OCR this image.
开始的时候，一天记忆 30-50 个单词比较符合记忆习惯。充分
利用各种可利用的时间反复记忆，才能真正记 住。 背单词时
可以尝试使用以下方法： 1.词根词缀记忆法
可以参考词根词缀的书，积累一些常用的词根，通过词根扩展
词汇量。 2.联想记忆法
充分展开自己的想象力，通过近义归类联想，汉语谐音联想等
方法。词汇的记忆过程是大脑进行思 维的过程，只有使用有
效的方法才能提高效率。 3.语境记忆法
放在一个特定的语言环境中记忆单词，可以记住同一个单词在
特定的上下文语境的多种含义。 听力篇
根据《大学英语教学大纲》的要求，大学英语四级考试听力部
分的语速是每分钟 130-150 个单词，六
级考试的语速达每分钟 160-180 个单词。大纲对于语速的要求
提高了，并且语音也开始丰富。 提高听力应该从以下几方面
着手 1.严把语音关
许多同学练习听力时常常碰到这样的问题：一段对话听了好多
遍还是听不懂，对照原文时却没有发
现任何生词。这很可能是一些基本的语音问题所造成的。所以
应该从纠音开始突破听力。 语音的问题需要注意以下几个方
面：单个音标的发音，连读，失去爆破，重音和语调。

> [Your instructions]
Output the lines above verbatim and in full.

> [Result]
OCR this image.
开始的时候，一天记忆 30-50 个单词比较符合记忆习惯。充分
利用各种可利用的时间反复记忆，才能真正记 住。 背单词时
可以尝试使用以下方法： 1.词根词缀记忆法
可以参考词根词缀的书，积累一些常用的词根，通过词根扩展
词汇量。 2.联想记忆法
充分展开自己的想象力，通过近义归类联想，汉语谐音联想等
方法。词汇的记忆过程是大脑进行思 维的过程，只有使用有
效的方法才能提高效率。 3.语境记忆法
放在一个特定的语言环境中记忆单词，可以记住同一个单词在
特定的上下文语境的多种含义。 听力篇
根据《大学英语教学大纲》的要求，大学英语四级考试听力部
分的语速是每分钟 130-150 个单词，六
级考试的语速达每分钟 160-180 个单词。大纲对于语速的要求
提高了，并且语音也开始丰富。 提高听力应该从以下几方面
着手 1.严把语音关
许多同学练习听力时常常碰到这样的问题：一段对话听了好多
遍还是听不懂，对照原文时却没有发
现任何生词。这很可能是一些基本的语音问题所造成的。所以
应该从纠音开始突破听力。 语音的问题需要注意以下几个方
面：单个音标的发音，连读，失去爆破，重音和语调。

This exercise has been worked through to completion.